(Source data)
┏━━
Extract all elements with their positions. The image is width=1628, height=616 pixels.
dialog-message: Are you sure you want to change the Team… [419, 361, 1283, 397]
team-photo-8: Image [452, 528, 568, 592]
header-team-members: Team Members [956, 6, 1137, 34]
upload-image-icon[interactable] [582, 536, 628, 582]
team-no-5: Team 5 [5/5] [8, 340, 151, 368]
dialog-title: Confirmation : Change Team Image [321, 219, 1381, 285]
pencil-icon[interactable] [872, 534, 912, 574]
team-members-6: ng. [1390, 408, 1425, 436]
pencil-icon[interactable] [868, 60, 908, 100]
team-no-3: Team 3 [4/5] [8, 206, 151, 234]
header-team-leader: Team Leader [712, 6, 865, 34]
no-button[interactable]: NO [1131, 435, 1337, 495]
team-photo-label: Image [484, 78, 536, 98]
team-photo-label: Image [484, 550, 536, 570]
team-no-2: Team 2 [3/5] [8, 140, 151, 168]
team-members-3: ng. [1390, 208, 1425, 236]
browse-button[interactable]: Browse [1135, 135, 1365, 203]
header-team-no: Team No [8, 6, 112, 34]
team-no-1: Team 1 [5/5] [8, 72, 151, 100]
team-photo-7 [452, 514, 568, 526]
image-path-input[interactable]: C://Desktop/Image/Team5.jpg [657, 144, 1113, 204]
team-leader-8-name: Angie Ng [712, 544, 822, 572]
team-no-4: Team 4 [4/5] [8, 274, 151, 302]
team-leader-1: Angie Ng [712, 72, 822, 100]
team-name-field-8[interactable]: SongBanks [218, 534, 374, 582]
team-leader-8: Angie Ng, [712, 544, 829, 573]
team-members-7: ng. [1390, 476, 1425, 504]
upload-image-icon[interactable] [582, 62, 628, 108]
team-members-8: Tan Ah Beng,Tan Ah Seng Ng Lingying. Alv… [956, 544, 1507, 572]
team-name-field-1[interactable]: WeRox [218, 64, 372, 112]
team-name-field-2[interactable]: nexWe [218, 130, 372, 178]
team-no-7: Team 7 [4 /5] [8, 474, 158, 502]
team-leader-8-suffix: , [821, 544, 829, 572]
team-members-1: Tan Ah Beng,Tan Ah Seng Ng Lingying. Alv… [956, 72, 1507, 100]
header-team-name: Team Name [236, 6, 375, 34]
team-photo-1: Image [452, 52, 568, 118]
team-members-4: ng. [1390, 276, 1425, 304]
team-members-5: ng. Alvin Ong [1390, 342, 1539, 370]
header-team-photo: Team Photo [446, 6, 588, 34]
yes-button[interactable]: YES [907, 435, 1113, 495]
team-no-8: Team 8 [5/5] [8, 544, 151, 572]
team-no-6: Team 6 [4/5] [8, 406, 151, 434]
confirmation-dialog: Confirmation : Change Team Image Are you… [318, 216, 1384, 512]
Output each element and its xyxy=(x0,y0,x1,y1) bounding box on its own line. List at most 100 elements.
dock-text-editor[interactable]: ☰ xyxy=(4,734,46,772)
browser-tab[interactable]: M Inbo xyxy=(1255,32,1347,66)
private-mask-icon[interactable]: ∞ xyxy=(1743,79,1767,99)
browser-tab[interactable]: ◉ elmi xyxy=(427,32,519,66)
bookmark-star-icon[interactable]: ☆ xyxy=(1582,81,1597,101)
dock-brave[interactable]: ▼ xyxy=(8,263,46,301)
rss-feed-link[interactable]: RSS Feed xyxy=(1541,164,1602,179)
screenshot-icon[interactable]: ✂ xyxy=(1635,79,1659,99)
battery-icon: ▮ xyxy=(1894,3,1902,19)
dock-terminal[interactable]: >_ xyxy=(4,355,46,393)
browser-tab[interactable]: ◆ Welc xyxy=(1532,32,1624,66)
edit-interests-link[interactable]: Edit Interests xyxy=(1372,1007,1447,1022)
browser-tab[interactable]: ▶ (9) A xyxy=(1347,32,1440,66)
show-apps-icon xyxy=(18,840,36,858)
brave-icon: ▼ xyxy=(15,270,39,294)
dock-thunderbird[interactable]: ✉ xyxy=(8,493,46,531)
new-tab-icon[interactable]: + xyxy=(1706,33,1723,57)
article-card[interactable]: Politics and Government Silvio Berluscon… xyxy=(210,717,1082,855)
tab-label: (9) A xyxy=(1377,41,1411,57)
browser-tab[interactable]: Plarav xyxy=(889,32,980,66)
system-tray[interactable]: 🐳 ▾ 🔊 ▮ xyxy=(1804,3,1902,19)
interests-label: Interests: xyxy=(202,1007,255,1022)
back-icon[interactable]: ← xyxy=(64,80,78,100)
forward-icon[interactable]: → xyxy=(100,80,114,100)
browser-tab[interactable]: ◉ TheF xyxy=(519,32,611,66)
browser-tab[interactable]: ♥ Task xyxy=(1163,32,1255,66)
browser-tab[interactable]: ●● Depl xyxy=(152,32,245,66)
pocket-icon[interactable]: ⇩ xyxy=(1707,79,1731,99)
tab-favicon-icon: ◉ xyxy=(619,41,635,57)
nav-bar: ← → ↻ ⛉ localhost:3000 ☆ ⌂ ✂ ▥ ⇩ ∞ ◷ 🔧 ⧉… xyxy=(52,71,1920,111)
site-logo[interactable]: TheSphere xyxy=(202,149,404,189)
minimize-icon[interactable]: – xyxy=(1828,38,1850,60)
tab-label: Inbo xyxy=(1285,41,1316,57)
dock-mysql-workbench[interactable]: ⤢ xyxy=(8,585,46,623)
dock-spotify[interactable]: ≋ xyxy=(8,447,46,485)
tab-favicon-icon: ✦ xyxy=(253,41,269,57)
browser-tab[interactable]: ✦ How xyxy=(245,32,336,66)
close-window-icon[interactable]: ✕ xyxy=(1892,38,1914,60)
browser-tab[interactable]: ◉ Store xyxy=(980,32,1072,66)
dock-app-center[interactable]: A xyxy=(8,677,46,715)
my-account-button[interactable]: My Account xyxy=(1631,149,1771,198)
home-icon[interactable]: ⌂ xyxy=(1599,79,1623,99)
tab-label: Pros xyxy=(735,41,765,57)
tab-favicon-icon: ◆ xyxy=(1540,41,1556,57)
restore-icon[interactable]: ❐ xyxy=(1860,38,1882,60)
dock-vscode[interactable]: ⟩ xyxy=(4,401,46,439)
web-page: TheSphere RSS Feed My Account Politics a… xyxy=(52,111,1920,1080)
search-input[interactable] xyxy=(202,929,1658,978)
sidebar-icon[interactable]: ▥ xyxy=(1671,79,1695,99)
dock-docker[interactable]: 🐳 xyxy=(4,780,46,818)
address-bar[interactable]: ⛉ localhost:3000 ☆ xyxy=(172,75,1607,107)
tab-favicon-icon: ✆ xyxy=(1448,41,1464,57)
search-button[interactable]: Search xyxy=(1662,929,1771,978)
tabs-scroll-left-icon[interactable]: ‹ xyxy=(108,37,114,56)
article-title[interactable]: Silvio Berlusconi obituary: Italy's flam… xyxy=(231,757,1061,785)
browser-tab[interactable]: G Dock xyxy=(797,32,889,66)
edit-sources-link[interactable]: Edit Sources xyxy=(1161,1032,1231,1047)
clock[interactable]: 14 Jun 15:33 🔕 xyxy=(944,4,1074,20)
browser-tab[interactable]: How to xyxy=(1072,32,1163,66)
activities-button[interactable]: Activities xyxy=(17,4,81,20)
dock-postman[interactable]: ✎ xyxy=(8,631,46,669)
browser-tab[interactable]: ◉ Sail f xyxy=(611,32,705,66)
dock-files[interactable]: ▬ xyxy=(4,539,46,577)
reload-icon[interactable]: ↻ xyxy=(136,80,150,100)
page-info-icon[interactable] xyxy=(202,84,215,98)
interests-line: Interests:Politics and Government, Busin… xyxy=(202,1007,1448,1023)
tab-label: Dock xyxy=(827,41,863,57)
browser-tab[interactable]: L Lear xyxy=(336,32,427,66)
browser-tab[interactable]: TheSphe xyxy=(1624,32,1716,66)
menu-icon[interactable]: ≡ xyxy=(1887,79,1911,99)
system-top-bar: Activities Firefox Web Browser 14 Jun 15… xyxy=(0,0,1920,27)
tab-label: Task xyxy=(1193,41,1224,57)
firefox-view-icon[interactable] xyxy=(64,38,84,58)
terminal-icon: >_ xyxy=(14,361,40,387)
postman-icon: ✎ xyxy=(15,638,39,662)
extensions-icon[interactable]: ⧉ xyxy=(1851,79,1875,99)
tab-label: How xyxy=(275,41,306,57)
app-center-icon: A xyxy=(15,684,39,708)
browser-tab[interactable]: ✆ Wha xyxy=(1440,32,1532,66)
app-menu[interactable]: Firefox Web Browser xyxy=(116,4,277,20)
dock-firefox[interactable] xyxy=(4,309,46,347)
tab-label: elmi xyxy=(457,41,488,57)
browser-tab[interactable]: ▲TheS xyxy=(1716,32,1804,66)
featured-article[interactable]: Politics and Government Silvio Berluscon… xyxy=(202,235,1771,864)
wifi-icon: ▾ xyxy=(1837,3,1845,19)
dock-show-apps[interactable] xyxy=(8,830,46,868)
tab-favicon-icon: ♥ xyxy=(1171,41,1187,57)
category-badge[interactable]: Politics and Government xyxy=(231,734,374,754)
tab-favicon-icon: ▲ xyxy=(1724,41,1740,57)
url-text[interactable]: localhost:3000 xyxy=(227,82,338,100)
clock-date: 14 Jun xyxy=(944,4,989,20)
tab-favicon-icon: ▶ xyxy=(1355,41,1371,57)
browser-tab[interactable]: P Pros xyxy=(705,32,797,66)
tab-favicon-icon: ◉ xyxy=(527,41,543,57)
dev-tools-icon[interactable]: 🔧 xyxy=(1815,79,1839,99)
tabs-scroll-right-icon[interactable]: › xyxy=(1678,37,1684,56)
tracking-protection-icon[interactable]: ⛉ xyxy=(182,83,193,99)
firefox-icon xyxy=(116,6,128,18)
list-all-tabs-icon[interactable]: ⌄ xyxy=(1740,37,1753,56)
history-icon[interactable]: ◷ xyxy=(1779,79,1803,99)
┗━━
Repeat verbatim the rows from the beginning of the source data through the row containing "pencil-icon[interactable] [872, 534, 912, 574]", including both ends.

> **ANSWER FOR THE TASK**
Extract all elements with their positions. The image is width=1628, height=616 pixels.
dialog-message: Are you sure you want to change the Team… [419, 361, 1283, 397]
team-photo-8: Image [452, 528, 568, 592]
header-team-members: Team Members [956, 6, 1137, 34]
upload-image-icon[interactable] [582, 536, 628, 582]
team-no-5: Team 5 [5/5] [8, 340, 151, 368]
dialog-title: Confirmation : Change Team Image [321, 219, 1381, 285]
pencil-icon[interactable] [872, 534, 912, 574]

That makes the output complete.